Scan the lines below for the string "value" and copy every one that has it.

start WORKING DATA

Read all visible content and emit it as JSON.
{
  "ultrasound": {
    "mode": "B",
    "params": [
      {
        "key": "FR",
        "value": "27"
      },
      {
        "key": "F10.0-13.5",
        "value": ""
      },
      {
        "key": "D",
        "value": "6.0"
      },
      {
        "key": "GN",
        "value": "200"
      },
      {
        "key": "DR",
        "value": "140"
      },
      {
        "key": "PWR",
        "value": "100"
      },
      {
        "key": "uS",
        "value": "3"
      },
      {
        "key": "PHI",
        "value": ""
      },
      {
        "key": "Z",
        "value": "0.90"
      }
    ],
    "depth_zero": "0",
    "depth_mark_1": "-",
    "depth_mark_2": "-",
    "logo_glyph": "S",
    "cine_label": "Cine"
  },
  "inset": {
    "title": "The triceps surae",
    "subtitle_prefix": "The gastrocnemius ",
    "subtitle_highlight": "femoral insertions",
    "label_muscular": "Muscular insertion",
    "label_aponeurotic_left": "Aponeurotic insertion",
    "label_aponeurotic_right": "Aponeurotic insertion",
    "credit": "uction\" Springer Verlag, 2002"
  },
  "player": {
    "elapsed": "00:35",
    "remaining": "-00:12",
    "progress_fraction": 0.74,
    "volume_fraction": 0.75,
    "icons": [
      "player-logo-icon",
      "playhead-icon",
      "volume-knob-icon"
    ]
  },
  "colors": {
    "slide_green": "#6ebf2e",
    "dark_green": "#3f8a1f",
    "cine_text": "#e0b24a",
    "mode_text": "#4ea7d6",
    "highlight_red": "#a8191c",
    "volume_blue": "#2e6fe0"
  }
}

end WORKING DATA

▸ SOLUTION TO THE EXERCISE:
        "value": "27"
        "value": ""
        "value": "6.0"
        "value": "200"
        "value": "140"
        "value": "100"
        "value": "3"
        "value": ""
        "value": "0.90"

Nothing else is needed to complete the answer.